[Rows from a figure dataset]
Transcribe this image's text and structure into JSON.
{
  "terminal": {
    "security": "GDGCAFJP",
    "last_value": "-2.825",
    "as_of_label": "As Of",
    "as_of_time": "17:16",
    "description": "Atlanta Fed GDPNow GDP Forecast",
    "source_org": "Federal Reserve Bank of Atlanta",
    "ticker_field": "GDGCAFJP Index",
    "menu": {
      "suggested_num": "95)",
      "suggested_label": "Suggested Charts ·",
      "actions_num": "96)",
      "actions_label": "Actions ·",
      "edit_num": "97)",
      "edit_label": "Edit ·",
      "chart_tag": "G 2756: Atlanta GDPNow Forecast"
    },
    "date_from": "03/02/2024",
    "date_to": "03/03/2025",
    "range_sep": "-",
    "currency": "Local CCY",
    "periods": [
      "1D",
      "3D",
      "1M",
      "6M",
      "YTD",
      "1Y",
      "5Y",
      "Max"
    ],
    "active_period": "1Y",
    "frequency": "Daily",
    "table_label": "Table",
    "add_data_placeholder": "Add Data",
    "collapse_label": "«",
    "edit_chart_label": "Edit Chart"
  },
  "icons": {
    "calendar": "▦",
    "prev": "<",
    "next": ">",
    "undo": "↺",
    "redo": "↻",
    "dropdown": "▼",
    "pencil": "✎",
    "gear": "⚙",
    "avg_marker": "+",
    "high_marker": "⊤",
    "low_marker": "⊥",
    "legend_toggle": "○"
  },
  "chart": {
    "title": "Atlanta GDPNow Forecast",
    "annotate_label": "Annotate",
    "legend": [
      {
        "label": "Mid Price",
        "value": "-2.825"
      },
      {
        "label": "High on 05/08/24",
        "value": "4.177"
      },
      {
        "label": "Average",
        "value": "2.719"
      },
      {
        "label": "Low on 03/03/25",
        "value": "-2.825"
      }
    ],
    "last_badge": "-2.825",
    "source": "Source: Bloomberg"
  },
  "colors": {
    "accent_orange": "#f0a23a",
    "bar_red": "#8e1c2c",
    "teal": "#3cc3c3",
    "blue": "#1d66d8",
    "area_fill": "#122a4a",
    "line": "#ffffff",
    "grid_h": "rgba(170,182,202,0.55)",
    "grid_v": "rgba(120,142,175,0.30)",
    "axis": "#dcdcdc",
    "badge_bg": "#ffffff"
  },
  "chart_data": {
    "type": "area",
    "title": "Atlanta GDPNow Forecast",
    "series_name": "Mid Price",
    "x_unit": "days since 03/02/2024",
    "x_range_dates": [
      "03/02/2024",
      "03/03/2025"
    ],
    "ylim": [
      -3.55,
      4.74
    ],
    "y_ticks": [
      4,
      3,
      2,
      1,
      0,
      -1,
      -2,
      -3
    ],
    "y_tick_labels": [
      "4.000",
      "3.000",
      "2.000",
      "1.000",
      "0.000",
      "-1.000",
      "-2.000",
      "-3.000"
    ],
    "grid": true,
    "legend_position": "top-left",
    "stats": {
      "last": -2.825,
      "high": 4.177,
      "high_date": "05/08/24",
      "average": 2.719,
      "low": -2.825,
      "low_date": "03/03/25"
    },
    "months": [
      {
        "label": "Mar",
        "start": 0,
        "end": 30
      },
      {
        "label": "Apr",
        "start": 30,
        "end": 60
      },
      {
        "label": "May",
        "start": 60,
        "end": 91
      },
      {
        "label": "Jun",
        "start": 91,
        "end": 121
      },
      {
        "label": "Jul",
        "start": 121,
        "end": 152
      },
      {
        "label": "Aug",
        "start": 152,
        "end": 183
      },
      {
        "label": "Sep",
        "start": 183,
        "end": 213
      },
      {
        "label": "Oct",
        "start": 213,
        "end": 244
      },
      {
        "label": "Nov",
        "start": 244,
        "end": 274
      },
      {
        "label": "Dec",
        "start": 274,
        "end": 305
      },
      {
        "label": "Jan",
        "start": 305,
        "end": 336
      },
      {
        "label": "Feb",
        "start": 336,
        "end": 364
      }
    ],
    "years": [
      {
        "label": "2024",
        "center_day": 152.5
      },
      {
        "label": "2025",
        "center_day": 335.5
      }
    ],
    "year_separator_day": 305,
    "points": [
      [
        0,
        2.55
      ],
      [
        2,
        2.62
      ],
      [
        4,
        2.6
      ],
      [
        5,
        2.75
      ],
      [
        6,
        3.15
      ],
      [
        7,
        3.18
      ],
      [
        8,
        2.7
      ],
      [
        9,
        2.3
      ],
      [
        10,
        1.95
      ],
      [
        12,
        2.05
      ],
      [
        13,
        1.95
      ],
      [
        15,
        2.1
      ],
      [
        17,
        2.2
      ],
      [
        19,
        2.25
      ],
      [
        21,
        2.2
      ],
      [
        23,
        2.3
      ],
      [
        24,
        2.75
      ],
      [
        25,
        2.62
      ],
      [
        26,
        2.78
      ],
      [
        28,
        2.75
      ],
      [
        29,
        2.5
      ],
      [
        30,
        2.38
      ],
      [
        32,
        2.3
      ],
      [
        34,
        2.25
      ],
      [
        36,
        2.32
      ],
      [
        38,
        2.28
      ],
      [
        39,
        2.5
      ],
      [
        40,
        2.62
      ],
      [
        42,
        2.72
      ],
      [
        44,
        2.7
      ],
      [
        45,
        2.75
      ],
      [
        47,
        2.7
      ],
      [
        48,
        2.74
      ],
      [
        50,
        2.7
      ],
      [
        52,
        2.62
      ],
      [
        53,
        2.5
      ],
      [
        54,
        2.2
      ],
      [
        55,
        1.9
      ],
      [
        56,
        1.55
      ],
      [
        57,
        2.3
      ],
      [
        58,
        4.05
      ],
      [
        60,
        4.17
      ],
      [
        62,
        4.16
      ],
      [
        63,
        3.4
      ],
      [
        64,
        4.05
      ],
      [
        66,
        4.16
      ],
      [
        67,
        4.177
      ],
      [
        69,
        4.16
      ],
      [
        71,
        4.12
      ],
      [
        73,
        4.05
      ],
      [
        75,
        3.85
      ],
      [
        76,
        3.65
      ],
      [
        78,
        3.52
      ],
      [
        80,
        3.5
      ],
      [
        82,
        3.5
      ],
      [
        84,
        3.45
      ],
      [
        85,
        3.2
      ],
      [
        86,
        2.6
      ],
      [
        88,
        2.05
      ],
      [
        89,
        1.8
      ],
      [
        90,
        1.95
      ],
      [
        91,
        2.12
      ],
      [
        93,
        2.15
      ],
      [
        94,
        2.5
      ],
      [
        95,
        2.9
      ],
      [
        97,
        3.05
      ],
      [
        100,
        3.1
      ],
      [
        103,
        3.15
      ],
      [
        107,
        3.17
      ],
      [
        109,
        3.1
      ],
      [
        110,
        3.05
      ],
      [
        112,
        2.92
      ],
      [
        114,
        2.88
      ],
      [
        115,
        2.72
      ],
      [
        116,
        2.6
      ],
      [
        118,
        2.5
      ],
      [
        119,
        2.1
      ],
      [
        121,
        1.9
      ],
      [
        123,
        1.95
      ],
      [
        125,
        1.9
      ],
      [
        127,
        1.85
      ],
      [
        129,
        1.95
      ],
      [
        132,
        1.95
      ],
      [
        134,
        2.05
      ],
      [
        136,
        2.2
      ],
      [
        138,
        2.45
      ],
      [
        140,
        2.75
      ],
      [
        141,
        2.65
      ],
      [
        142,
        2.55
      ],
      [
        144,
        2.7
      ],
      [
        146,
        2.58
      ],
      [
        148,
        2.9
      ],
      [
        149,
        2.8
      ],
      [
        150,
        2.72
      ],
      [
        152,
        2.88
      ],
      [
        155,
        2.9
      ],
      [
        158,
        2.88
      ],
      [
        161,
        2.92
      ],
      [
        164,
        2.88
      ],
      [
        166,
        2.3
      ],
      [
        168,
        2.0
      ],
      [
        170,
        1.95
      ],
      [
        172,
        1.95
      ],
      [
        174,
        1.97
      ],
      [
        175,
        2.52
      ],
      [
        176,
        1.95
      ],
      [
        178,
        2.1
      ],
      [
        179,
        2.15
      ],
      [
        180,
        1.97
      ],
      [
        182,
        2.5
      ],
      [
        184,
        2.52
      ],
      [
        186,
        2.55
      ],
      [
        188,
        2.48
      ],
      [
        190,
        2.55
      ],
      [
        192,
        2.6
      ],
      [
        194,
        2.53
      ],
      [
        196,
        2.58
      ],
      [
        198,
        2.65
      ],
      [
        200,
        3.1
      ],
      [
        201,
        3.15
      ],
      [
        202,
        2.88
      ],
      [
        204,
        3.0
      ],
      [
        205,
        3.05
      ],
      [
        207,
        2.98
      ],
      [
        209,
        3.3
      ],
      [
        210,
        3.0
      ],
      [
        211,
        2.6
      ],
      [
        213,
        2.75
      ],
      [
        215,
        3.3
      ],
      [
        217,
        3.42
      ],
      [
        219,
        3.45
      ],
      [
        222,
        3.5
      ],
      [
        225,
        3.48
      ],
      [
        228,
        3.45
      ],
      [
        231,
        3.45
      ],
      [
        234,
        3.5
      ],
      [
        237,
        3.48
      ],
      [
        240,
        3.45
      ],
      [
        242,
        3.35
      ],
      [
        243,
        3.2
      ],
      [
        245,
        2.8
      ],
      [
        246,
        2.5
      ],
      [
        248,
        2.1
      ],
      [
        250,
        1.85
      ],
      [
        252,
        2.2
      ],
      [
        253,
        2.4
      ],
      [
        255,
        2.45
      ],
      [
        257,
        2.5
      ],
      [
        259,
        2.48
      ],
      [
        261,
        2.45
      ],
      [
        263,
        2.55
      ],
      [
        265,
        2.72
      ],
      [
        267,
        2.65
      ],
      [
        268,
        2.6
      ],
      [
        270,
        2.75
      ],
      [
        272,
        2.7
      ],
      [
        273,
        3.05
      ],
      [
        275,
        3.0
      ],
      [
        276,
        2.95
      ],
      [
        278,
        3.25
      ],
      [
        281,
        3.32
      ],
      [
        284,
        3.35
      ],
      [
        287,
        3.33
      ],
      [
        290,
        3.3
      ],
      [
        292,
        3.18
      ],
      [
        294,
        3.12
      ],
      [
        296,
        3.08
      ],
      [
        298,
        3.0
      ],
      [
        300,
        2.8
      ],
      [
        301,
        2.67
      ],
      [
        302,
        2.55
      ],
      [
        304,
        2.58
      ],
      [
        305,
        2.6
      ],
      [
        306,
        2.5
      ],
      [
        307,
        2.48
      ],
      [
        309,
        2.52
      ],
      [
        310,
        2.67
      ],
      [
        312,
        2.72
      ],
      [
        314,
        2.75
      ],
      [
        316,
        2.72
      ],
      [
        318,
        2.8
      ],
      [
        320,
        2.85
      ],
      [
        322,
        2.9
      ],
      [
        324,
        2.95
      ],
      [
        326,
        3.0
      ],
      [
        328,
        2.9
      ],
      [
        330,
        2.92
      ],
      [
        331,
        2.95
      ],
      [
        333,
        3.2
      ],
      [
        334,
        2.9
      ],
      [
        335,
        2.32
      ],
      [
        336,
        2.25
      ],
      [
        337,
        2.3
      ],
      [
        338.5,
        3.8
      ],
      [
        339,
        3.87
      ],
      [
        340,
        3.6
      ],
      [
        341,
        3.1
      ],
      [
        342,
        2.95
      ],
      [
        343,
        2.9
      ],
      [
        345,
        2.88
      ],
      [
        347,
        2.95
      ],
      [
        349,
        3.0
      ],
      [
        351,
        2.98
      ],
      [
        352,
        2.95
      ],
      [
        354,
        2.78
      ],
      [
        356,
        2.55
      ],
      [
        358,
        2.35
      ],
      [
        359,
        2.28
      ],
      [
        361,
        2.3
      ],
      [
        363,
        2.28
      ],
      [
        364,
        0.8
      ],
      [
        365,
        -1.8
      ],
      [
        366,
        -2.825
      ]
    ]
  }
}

# [Task to carry out]
Find every line in the records above that contains the word "Atlanta", and copy each one.

# [Exercise output]
    "description": "Atlanta Fed GDPNow GDP Forecast",
    "source_org": "Federal Reserve Bank of Atlanta",
      "chart_tag": "G 2756: Atlanta GDPNow Forecast"
    "title": "Atlanta GDPNow Forecast",
    "title": "Atlanta GDPNow Forecast",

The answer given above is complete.